* **Short task**:
Using the records below, give the number of lines where the word "management" appears, with no further output.

* **The input**:

□ □ □ □ □

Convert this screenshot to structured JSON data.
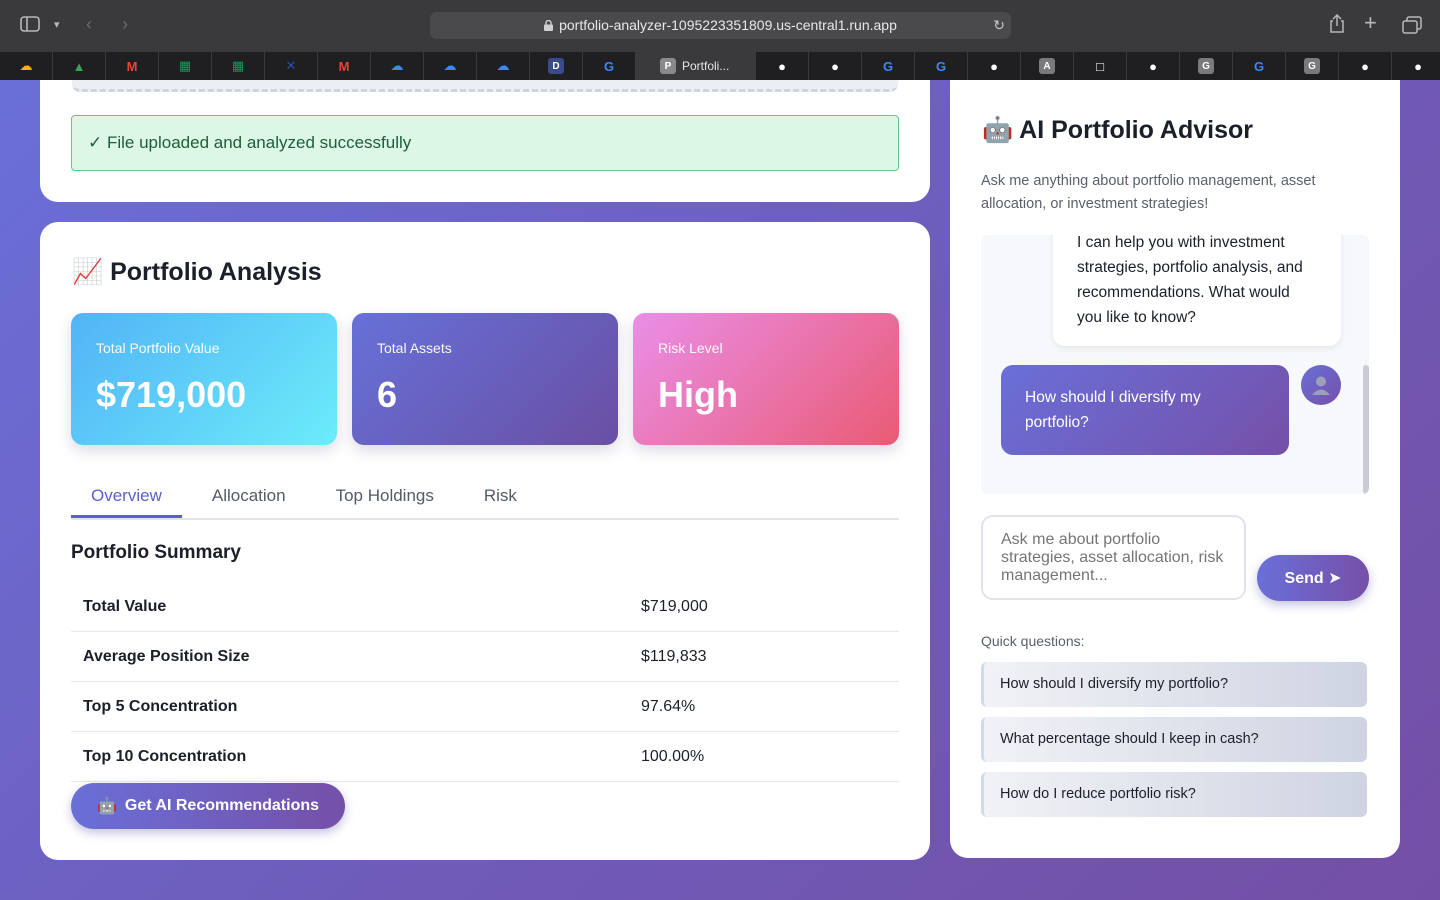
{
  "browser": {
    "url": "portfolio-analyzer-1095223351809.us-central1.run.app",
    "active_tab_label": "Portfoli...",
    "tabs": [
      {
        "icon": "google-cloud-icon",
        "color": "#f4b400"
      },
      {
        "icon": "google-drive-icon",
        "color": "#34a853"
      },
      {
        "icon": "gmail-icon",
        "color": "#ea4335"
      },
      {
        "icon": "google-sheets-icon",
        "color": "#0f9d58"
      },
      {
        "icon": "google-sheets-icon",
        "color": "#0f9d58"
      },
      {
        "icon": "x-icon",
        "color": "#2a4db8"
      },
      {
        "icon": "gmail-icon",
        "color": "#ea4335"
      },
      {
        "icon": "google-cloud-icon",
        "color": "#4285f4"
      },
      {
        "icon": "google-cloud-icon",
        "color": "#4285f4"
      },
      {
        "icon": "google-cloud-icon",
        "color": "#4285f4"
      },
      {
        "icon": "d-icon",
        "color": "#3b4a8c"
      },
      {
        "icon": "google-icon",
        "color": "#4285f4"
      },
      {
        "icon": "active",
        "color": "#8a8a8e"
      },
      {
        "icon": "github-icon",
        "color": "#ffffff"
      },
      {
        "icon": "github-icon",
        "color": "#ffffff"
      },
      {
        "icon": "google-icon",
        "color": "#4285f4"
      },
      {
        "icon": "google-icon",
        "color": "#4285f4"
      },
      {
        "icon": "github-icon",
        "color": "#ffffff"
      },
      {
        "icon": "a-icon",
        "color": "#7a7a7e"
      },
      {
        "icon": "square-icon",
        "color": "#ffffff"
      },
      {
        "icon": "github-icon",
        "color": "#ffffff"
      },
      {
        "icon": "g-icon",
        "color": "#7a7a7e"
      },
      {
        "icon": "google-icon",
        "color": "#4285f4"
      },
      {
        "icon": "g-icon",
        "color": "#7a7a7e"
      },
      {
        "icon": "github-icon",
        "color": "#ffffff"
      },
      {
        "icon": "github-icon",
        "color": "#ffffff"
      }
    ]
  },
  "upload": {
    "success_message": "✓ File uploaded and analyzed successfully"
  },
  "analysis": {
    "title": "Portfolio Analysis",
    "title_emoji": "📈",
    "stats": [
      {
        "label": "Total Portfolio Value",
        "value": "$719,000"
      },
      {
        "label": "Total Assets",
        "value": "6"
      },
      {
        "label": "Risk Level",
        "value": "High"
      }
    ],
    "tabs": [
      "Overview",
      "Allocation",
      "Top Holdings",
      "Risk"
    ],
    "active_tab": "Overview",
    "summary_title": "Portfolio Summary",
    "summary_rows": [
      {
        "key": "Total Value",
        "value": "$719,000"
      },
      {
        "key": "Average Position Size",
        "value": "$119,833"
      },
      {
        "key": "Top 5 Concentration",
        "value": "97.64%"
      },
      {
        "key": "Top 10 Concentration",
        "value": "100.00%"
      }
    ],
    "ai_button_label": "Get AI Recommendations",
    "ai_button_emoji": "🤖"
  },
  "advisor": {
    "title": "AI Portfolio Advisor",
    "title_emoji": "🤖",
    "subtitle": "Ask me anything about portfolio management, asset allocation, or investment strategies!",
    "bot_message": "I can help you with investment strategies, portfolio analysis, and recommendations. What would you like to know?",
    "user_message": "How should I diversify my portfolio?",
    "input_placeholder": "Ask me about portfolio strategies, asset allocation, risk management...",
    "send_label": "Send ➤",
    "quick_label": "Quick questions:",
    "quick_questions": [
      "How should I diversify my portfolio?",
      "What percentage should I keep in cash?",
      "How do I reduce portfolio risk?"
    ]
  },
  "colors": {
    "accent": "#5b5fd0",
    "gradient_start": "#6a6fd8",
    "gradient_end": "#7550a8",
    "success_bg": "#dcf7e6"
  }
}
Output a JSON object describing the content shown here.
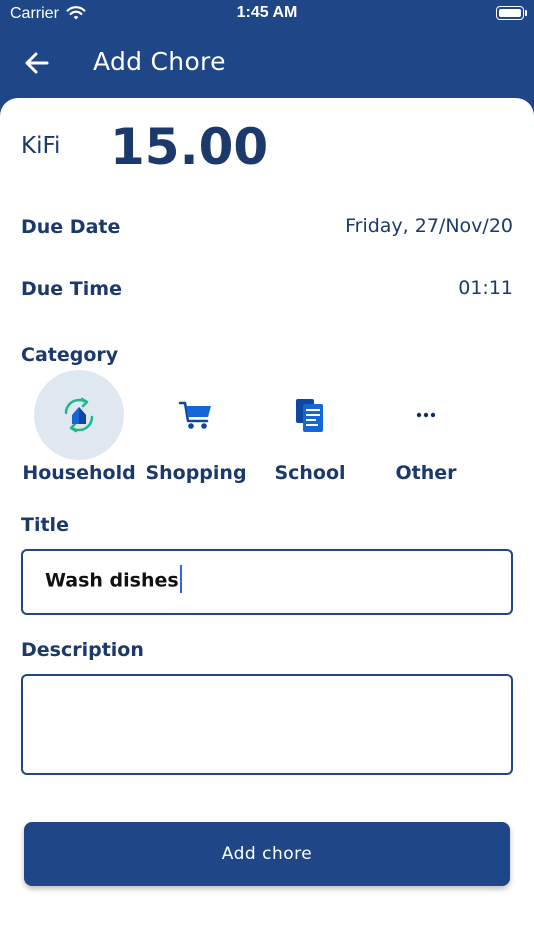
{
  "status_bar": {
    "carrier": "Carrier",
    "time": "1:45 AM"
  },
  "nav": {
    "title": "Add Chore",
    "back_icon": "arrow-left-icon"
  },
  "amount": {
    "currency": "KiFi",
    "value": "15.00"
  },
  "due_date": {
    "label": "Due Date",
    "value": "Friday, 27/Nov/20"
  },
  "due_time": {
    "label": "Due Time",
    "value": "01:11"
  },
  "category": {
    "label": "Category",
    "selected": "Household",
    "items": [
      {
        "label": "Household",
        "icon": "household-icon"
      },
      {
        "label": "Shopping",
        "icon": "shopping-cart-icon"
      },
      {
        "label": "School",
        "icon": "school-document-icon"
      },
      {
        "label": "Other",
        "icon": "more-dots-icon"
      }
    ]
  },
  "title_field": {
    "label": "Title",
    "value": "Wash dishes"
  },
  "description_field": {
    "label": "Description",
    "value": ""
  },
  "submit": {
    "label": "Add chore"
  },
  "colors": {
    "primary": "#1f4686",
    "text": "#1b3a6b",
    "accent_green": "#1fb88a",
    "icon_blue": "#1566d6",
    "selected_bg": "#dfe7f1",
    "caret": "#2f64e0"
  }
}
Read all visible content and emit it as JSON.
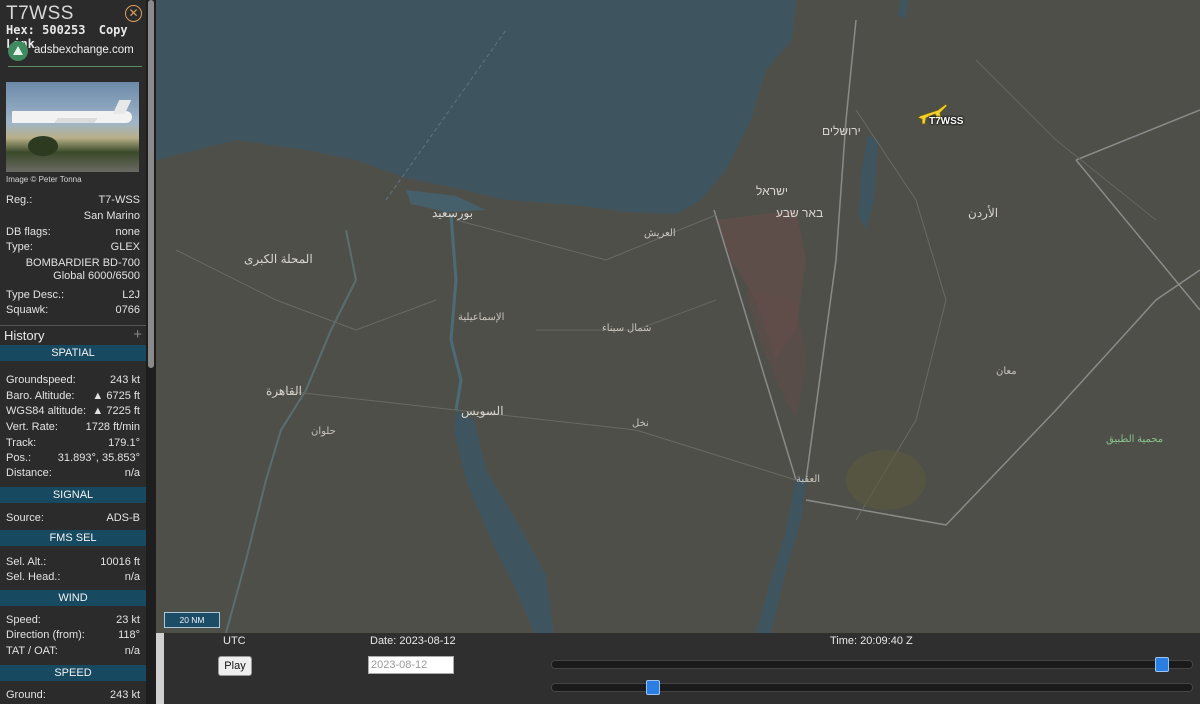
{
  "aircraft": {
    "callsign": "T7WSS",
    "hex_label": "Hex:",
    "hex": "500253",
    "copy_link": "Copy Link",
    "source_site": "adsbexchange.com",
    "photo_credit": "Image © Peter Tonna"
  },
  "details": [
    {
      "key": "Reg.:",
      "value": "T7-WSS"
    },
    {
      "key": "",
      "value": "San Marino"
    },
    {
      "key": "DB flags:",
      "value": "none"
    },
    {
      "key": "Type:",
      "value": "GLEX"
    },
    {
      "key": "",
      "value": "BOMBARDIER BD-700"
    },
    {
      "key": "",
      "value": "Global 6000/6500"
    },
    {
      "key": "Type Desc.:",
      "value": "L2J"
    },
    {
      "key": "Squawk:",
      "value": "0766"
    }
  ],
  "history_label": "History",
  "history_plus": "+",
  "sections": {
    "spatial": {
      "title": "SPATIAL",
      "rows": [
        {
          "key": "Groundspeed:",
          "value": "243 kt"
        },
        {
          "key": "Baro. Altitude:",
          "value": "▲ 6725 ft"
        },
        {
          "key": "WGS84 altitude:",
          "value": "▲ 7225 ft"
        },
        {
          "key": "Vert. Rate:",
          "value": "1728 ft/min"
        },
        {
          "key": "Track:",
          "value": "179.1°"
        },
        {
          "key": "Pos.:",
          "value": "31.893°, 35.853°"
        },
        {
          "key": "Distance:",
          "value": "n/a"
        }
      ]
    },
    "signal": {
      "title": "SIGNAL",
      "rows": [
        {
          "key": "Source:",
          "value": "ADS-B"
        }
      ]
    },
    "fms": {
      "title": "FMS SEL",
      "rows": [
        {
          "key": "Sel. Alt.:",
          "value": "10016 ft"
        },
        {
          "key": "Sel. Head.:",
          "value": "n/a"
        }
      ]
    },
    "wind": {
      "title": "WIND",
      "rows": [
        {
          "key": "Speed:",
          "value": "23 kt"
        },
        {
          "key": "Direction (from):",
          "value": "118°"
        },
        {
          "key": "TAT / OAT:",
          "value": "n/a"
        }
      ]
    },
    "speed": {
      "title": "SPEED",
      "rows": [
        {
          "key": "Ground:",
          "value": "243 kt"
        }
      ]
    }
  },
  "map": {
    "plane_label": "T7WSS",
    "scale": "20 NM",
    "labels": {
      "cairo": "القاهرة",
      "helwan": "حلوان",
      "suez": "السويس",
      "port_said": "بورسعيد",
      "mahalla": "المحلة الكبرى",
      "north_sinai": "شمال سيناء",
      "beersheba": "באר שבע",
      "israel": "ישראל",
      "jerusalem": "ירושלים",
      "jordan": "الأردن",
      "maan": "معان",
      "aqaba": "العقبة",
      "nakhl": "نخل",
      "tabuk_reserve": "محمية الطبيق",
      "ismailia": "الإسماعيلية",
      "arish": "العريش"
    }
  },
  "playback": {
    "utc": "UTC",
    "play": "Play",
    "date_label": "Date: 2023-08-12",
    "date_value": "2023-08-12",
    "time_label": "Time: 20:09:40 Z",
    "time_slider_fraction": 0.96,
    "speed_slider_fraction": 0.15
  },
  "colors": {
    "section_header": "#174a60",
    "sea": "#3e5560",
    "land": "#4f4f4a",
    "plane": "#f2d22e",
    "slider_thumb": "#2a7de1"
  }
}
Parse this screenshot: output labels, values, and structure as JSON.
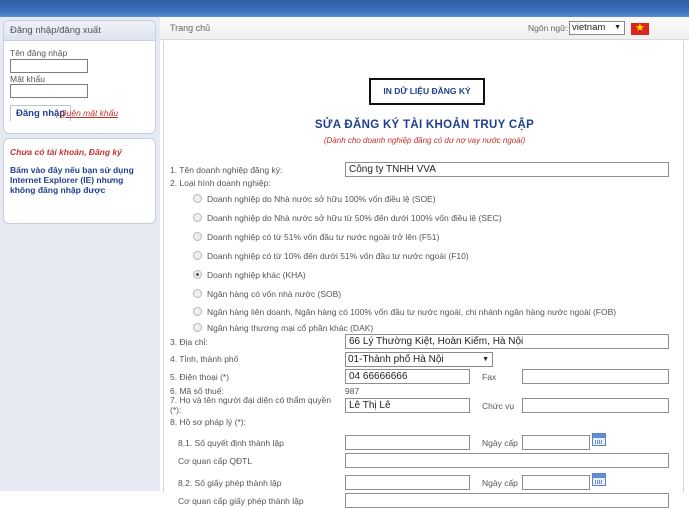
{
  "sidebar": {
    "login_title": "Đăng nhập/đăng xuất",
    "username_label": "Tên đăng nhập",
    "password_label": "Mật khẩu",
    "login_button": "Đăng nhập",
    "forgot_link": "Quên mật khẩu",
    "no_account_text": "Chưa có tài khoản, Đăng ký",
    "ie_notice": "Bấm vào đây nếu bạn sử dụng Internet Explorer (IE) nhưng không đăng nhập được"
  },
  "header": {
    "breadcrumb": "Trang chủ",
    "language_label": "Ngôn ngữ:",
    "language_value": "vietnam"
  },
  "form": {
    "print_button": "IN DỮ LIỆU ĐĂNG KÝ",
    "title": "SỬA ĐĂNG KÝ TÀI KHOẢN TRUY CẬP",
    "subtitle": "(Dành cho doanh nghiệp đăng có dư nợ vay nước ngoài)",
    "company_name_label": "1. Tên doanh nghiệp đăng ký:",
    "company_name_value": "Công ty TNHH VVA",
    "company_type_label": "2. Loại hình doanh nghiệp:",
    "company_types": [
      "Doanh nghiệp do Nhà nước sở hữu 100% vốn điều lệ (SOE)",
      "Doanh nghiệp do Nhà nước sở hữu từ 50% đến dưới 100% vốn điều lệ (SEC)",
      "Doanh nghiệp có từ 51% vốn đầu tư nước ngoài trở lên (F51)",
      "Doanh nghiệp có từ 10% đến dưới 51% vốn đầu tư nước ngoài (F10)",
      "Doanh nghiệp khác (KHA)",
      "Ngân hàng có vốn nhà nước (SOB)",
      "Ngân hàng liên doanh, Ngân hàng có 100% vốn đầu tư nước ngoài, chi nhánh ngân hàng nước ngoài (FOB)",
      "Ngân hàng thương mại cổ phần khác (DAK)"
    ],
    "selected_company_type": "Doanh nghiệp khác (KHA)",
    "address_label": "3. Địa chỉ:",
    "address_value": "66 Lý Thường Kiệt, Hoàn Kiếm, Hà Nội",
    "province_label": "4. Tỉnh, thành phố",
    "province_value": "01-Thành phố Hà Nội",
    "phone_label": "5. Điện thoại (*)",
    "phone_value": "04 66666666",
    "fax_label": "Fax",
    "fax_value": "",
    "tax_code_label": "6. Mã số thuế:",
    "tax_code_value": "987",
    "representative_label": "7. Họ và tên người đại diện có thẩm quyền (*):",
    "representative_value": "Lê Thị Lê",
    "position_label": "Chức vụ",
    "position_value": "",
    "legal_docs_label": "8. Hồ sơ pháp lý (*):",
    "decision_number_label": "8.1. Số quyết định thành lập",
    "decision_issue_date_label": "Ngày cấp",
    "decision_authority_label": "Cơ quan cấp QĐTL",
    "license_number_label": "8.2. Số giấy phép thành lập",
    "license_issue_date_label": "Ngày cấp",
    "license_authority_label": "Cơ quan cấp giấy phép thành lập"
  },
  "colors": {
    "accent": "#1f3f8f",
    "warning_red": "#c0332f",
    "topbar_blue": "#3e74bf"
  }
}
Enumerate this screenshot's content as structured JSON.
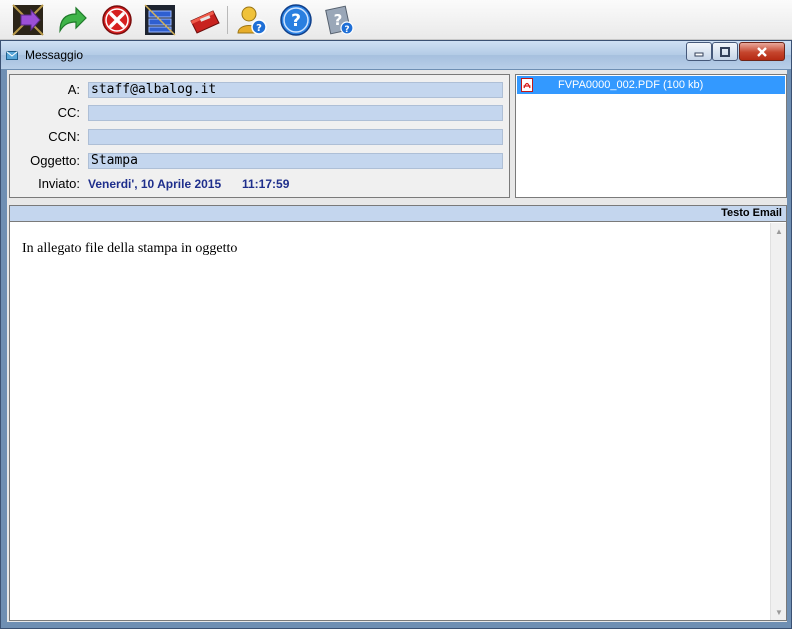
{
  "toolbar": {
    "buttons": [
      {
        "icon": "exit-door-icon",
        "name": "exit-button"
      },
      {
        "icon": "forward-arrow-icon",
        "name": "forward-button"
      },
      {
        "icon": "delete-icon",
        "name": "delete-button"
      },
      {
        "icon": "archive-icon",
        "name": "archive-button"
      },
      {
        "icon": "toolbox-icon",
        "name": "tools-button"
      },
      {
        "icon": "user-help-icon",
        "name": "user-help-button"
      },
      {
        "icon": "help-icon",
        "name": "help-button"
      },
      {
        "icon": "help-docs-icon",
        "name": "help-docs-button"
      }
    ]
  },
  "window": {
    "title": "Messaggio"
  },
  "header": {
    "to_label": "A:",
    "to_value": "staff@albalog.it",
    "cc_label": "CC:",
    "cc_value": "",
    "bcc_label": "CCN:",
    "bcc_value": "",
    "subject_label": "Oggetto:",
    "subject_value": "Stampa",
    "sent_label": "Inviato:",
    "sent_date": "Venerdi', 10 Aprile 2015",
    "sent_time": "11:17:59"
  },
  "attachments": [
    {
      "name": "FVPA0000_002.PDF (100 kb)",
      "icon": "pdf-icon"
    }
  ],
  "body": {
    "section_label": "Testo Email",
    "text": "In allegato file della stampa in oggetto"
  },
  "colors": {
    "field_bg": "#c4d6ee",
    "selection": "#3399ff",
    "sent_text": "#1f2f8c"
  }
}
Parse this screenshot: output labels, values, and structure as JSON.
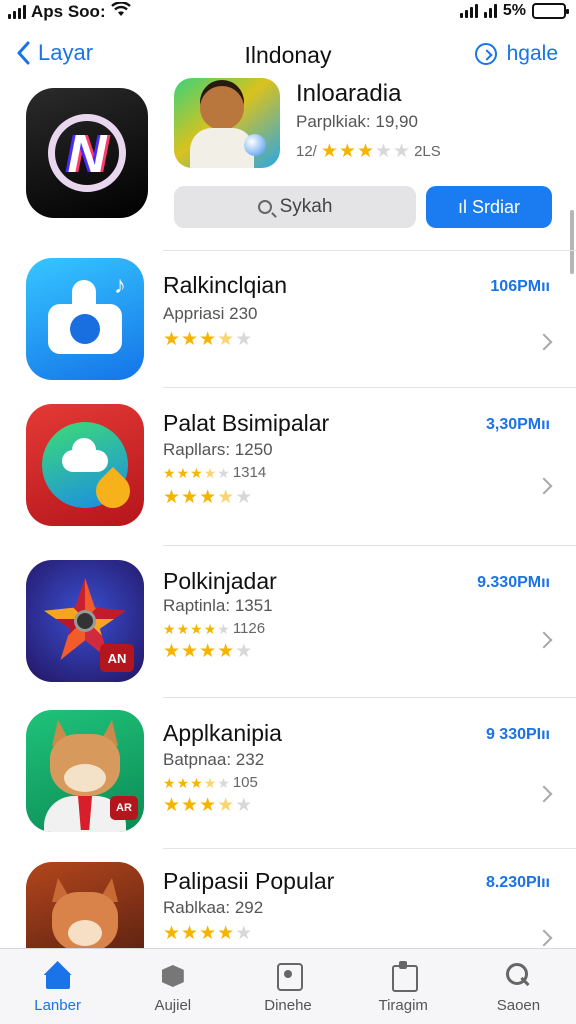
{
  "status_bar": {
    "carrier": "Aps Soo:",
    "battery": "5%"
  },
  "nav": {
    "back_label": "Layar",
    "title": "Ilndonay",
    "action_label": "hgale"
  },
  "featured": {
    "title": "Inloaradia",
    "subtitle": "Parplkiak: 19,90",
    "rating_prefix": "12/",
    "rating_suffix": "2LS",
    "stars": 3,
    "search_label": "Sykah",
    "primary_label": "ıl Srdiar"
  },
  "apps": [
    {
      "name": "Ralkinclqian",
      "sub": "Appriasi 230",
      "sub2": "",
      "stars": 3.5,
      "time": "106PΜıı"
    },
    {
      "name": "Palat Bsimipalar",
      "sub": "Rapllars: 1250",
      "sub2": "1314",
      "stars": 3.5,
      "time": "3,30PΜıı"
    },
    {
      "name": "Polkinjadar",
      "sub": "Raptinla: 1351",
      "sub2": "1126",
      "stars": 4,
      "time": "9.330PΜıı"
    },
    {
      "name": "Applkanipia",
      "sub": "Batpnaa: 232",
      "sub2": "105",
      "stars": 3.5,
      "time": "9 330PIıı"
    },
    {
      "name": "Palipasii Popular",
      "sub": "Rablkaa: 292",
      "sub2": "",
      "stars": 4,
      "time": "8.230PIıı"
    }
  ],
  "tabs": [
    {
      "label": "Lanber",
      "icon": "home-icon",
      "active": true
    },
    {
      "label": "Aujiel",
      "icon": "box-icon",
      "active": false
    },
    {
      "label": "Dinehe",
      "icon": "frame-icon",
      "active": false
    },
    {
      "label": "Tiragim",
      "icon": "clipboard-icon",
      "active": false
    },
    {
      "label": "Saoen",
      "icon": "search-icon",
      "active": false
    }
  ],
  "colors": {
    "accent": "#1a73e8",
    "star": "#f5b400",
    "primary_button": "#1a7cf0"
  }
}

□ □ □ □ □

* **Complete output**:
2